**WHAT YOU HAVE TO DO**
Pick out every row that contains the string "Вариант", and copy each of those rows in full.

Begin RECORDS SHOWN

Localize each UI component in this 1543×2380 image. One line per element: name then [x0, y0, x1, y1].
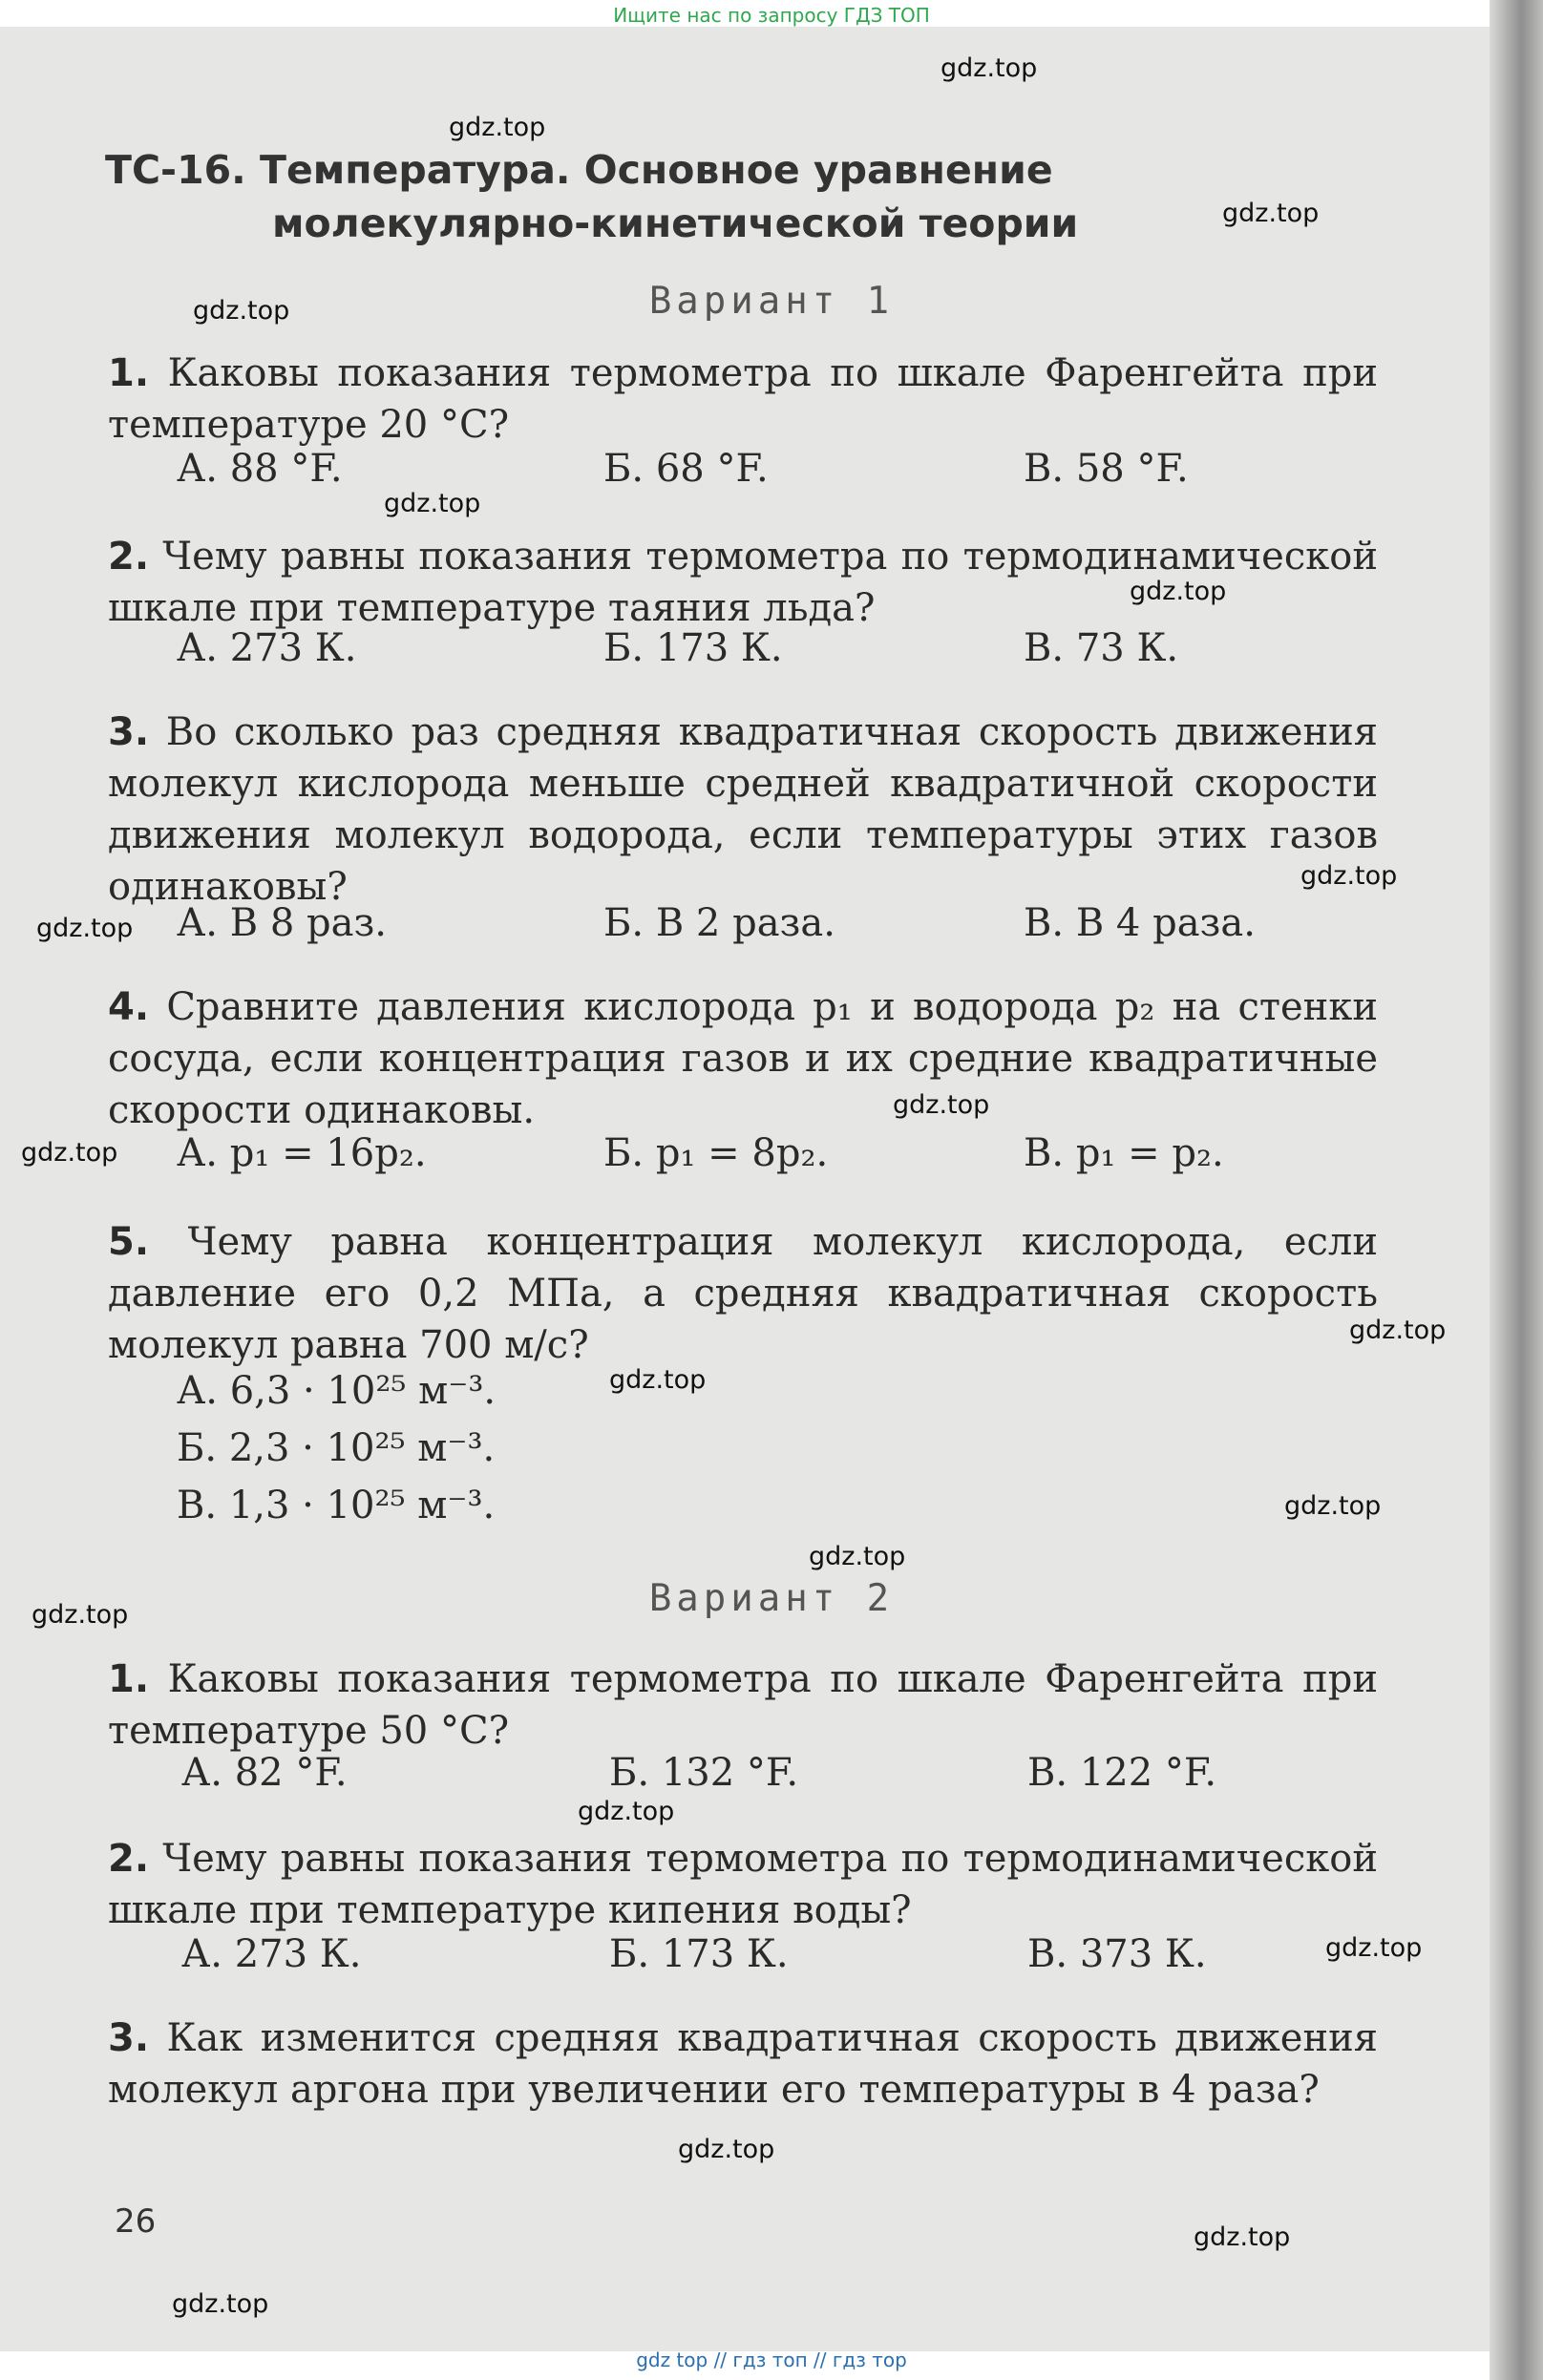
v2-question-1: [108, 1653, 1378, 1757]
answer-c: В. 58 °F.: [1024, 447, 1189, 491]
question-number: 4.: [108, 985, 150, 1029]
watermark: gdz.top: [941, 53, 1038, 83]
title-line-2: молекулярно-кинетической теории: [272, 200, 1079, 246]
answer-b: Б. 68 °F.: [603, 447, 769, 491]
question-text: Как изменится средняя квадратичная скорость движения молекул аргона при увеличении его температуры в 4 раза?: [108, 2016, 1379, 2112]
watermark: gdz.top: [893, 1090, 990, 1120]
question-number: 2.: [108, 535, 150, 579]
answer-c: В. p₁ = p₂.: [1024, 1131, 1224, 1175]
v1-question-3: [108, 706, 1378, 913]
answer-b: Б. 2,3 · 10²⁵ м⁻³.: [177, 1426, 496, 1470]
answer-b: Б. 173 К.: [609, 1932, 789, 1976]
question-number: 5.: [108, 1220, 150, 1264]
question-text: Каковы показания термометра по шкале Фаренгейта при температуре 50 °С?: [108, 1657, 1378, 1753]
answer-b: Б. В 2 раза.: [603, 901, 835, 945]
question-number: 1.: [108, 1657, 150, 1701]
question-number: 2.: [108, 1837, 150, 1881]
watermark: gdz.top: [36, 914, 134, 943]
answer-a: А. 273 К.: [181, 1932, 362, 1976]
bottom-banner[interactable]: gdz top // гдз топ // гдз тор: [636, 2348, 907, 2371]
watermark: gdz.top: [1325, 1933, 1423, 1963]
watermark: gdz.top: [1349, 1316, 1447, 1345]
title-line-1: ТС-16. Температура. Основное уравнение: [105, 147, 1053, 193]
top-banner[interactable]: Ищите нас по запросу ГДЗ ТОП: [613, 4, 930, 27]
page-title: [105, 143, 1155, 250]
v1-question-5: [108, 1216, 1378, 1371]
answer-c: В. 122 °F.: [1027, 1751, 1217, 1795]
answer-a: А. 82 °F.: [181, 1751, 348, 1795]
v1-question-2: [108, 531, 1378, 634]
v2-question-3: [108, 2012, 1378, 2116]
watermark: gdz.top: [193, 296, 290, 326]
question-text: Каковы показания термометра по шкале Фаренгейта при температуре 20 °С?: [108, 351, 1378, 447]
answer-b: Б. 173 К.: [603, 626, 783, 670]
answer-b: Б. 132 °F.: [609, 1751, 799, 1795]
watermark: gdz.top: [384, 489, 481, 518]
answer-a: А. 273 К.: [177, 626, 357, 670]
watermark: gdz.top: [578, 1797, 675, 1826]
watermark: gdz.top: [1130, 577, 1227, 606]
question-text: Чему равны показания термометра по термодинамической шкале при температуре таяния льда?: [108, 535, 1378, 630]
question-number: 3.: [108, 710, 150, 754]
watermark: gdz.top: [609, 1365, 707, 1395]
answer-a: А. p₁ = 16p₂.: [177, 1131, 427, 1175]
watermark: gdz.top: [809, 1542, 906, 1571]
question-number: 1.: [108, 351, 150, 395]
variant-1-heading: Вариант 1: [648, 280, 895, 323]
answer-c: В. 373 К.: [1027, 1932, 1207, 1976]
question-text: Во сколько раз средняя квадратичная скорость движения молекул кислорода меньше средней квадратичной скорости движения молекул водорода, если температуры этих газов одинаковы?: [108, 710, 1379, 909]
v1-question-4: [108, 981, 1378, 1136]
answer-a: А. 88 °F.: [177, 447, 343, 491]
variant-2-heading: Вариант 2: [648, 1577, 895, 1620]
answer-a: А. 6,3 · 10²⁵ м⁻³.: [177, 1369, 497, 1413]
page-number: 26: [115, 2202, 157, 2241]
v1-question-1: [108, 348, 1378, 451]
question-text: Чему равна концентрация молекул кислорода, если давление его 0,2 МПа, а средняя квадратичная скорость молекул равна 700 м/с?: [108, 1220, 1378, 1367]
watermark: gdz.top: [678, 2135, 775, 2164]
answer-c: В. 1,3 · 10²⁵ м⁻³.: [177, 1484, 496, 1527]
answer-a: А. В 8 раз.: [177, 901, 387, 945]
watermark: gdz.top: [21, 1138, 118, 1168]
question-text: Чему равны показания термометра по термодинамической шкале при температуре кипения воды?: [108, 1837, 1378, 1932]
watermark: gdz.top: [1194, 2222, 1291, 2252]
watermark: gdz.top: [1300, 861, 1398, 891]
watermark: gdz.top: [449, 113, 546, 142]
watermark: gdz.top: [1284, 1491, 1382, 1521]
question-text: Сравните давления кислорода p₁ и водорода p₂ на стенки сосуда, если концентрация газов и их средние квадратичные скорости одинаковы.: [108, 985, 1379, 1132]
question-number: 3.: [108, 2016, 150, 2060]
watermark: gdz.top: [1222, 199, 1320, 228]
watermark: gdz.top: [172, 2289, 269, 2319]
v2-question-2: [108, 1833, 1378, 1936]
watermark: gdz.top: [32, 1600, 129, 1630]
answer-c: В. В 4 раза.: [1024, 901, 1256, 945]
answer-c: В. 73 К.: [1024, 626, 1179, 670]
answer-b: Б. p₁ = 8p₂.: [603, 1131, 829, 1175]
page-edge: [1490, 0, 1543, 2380]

End RECORDS SHOWN

**EXERCISE RESPONSE**
variant-1-heading: Вариант 1: [648, 280, 895, 323]
variant-2-heading: Вариант 2: [648, 1577, 895, 1620]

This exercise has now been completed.